- _INPUT DATA_:
-----
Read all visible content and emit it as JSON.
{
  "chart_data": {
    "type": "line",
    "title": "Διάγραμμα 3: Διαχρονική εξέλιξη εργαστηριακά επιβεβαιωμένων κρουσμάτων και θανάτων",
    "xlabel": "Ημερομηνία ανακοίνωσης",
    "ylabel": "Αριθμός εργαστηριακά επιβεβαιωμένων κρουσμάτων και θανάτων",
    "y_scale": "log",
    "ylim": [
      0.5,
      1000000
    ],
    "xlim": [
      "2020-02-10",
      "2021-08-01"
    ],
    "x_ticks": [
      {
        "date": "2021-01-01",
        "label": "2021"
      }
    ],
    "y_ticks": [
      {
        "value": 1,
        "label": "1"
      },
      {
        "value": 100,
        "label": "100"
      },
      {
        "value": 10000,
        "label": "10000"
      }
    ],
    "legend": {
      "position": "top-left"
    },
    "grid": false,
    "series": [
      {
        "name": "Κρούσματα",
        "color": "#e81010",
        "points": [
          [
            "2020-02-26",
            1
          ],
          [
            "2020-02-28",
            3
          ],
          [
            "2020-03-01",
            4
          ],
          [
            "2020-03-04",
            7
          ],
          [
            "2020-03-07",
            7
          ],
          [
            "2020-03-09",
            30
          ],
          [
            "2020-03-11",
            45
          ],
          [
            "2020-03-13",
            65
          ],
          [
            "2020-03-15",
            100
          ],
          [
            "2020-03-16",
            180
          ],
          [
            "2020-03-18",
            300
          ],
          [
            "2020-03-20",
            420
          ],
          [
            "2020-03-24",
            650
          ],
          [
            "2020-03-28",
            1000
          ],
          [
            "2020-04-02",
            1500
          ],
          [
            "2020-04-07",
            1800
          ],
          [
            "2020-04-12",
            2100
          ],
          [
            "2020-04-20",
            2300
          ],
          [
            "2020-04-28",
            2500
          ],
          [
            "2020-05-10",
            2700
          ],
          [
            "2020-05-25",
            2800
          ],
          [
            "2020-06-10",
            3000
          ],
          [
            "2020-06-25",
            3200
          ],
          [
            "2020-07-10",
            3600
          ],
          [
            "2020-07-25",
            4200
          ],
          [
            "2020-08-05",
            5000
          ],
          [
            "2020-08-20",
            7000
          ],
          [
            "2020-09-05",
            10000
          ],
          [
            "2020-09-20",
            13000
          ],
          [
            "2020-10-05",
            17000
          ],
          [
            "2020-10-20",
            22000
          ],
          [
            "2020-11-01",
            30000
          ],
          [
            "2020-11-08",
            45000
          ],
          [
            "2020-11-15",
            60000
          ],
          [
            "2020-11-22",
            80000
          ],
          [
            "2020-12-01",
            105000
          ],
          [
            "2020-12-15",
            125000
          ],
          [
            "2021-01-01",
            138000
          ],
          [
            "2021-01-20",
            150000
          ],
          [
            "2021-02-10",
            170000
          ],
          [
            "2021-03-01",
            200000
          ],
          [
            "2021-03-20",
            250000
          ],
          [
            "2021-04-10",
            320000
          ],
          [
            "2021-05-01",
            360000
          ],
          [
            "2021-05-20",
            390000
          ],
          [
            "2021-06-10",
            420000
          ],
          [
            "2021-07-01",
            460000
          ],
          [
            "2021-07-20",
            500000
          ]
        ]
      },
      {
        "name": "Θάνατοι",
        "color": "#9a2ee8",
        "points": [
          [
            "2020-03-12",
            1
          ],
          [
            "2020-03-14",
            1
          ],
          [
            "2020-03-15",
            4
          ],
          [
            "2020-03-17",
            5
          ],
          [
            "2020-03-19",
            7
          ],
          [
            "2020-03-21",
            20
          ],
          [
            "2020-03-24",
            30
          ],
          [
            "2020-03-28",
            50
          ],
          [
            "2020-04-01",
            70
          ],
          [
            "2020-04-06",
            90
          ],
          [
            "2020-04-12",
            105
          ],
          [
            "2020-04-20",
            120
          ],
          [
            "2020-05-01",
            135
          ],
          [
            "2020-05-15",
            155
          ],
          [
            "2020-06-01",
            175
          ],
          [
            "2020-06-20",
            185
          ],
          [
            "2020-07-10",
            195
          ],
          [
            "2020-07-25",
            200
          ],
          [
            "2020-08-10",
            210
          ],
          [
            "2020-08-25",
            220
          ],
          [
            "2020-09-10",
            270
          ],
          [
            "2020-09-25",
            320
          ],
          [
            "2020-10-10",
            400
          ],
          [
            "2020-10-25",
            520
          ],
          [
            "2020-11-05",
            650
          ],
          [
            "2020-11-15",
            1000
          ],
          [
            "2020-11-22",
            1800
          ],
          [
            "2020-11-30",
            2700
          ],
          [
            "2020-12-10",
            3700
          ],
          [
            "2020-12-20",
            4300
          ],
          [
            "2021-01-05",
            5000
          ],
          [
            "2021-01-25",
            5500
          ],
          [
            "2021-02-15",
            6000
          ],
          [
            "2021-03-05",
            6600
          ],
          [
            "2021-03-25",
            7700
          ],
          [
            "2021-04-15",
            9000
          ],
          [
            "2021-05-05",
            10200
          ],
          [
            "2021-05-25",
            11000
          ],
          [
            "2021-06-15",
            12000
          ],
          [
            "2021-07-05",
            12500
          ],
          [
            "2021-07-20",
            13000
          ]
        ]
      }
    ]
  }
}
-----
- _THE TASK_: What is the number of lines in these records that contain "επιβεβαιωμένων"? Reply with the number only.

- _SOLUTION_: 2